_What to do_: Determine the number of lines containing the word "disc". Reply with it and nothing else.

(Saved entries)

————————

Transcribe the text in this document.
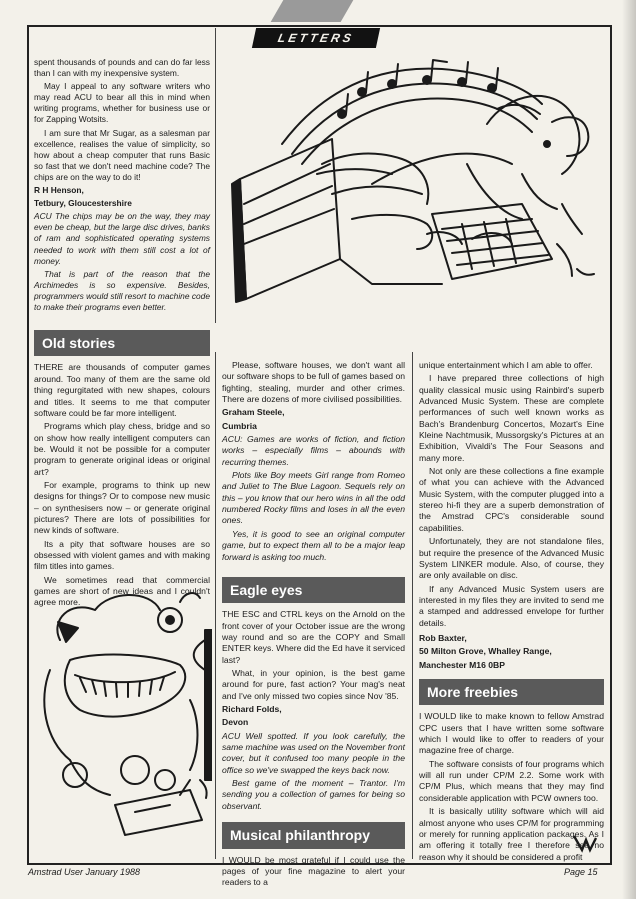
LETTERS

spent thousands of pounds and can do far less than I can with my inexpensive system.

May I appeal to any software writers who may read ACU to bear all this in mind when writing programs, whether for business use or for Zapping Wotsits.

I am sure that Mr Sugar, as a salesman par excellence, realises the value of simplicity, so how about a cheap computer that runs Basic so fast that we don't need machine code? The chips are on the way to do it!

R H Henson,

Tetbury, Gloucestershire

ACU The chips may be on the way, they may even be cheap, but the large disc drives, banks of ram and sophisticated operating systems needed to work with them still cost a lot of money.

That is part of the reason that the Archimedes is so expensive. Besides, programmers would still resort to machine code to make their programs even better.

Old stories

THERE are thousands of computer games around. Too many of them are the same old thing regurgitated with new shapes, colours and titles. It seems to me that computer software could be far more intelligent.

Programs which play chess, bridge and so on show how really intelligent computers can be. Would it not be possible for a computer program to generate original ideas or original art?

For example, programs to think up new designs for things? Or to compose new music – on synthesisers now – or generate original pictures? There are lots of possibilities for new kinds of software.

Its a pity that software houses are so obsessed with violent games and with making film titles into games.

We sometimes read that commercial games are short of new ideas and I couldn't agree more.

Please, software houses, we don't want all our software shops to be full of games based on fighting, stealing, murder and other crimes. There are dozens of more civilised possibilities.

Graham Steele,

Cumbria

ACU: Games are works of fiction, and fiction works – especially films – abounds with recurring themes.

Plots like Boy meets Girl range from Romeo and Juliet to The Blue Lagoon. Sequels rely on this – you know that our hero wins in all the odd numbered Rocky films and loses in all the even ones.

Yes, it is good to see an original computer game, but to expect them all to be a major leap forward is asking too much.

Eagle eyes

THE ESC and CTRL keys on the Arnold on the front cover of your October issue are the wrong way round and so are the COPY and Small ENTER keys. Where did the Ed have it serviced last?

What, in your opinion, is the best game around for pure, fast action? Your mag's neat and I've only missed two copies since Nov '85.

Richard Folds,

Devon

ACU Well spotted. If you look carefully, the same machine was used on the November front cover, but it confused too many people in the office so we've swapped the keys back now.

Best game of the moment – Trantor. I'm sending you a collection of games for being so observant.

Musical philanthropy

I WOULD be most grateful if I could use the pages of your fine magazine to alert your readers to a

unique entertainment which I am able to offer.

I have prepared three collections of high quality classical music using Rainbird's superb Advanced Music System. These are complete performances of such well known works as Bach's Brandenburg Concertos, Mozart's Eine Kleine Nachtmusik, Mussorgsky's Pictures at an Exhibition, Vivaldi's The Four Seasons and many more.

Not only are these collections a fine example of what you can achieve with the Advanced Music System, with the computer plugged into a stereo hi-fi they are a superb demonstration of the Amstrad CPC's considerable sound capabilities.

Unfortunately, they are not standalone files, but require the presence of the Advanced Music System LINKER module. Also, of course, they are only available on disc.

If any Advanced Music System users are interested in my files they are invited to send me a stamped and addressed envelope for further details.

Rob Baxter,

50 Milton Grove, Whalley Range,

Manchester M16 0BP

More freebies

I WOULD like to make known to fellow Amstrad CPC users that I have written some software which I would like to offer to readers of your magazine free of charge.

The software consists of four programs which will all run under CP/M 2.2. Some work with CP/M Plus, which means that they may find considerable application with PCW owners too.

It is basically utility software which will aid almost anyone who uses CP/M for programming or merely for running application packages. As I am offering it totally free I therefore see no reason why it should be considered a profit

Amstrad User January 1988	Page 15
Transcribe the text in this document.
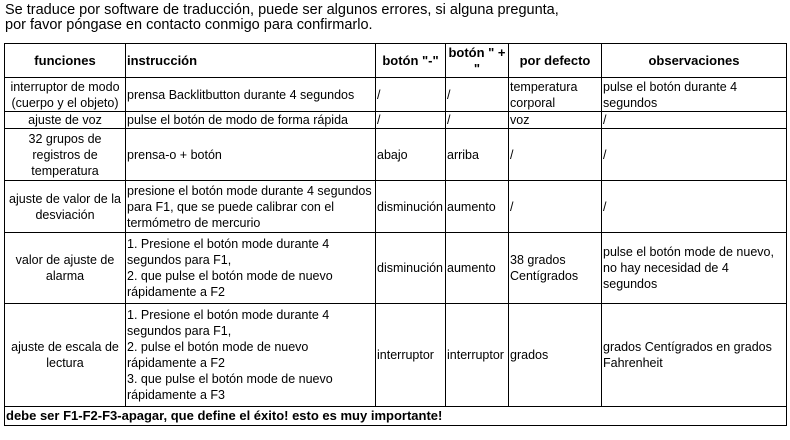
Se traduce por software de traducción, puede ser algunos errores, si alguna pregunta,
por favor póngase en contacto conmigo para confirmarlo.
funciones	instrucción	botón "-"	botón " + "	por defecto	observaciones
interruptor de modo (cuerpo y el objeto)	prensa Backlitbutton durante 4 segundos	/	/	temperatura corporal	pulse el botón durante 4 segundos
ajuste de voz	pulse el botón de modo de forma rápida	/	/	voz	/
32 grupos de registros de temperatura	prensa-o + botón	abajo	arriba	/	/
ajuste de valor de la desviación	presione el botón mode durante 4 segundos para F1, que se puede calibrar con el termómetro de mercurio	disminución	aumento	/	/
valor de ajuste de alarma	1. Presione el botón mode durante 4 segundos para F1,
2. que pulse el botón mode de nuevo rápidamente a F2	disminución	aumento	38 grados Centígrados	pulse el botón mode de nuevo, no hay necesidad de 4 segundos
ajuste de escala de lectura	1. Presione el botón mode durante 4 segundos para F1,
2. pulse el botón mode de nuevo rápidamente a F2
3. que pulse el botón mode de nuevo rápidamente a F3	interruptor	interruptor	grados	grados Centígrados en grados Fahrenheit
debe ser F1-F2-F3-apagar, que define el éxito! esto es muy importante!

————————

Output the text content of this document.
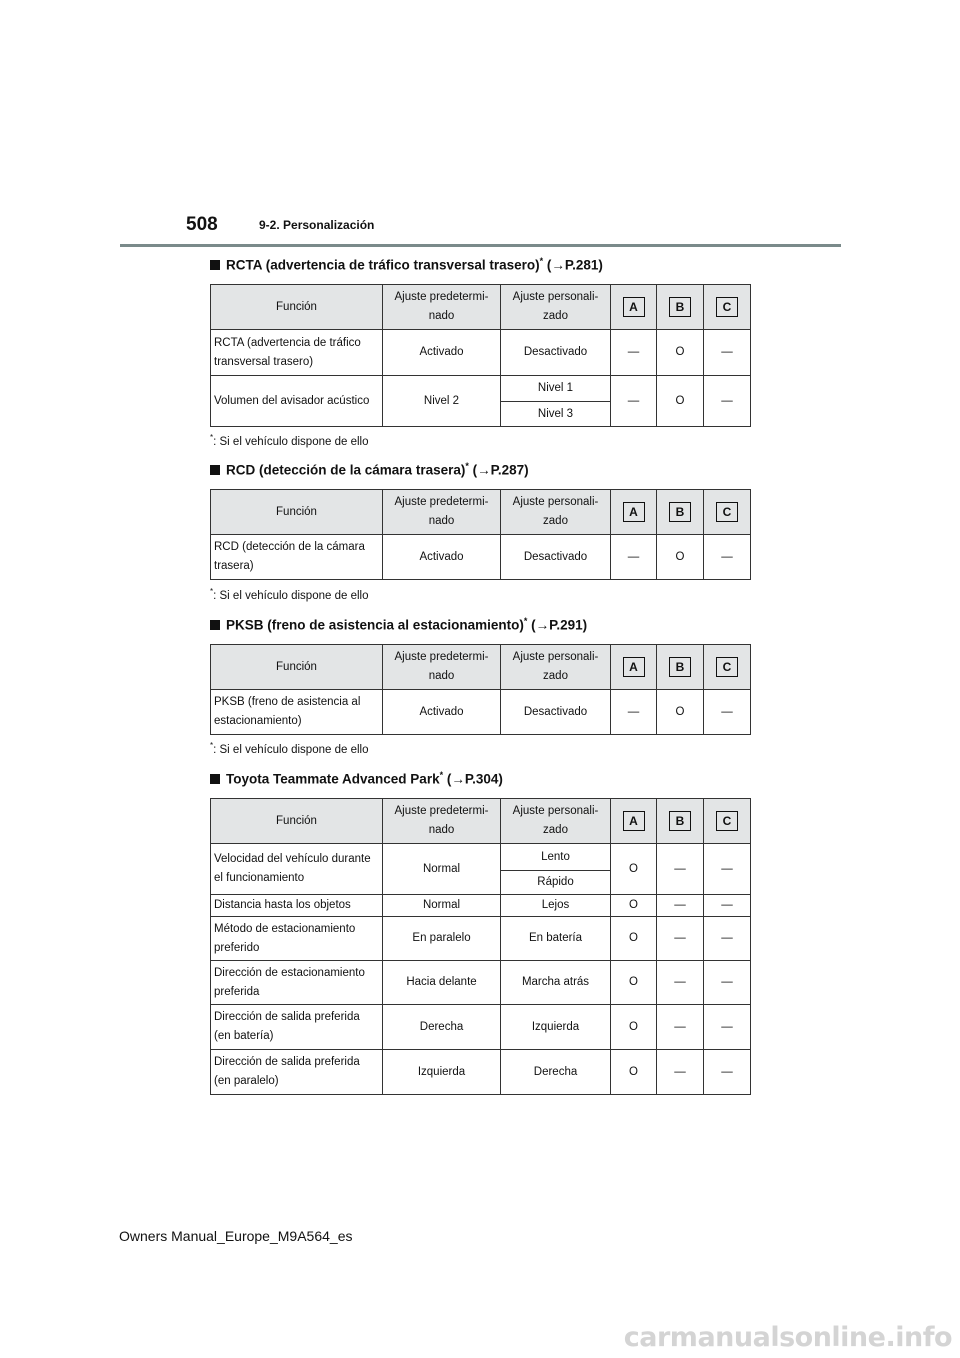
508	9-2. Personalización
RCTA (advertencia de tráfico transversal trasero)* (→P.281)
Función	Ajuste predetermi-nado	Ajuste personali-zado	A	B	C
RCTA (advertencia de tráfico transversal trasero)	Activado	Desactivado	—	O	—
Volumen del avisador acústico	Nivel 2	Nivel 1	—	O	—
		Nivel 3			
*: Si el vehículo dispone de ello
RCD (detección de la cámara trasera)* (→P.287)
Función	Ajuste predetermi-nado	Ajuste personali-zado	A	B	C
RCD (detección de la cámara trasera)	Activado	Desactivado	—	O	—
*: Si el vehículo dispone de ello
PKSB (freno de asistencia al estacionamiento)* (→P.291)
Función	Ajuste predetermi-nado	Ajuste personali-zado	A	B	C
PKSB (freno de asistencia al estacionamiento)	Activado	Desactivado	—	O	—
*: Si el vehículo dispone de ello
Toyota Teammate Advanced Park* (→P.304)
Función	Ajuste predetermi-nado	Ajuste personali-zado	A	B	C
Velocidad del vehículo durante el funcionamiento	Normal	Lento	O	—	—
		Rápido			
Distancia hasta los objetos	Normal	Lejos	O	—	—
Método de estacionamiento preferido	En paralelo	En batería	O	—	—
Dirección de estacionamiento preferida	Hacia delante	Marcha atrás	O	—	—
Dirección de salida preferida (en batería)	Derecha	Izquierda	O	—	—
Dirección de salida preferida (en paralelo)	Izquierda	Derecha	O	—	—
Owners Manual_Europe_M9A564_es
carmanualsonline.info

————————

_Problem solution_: 2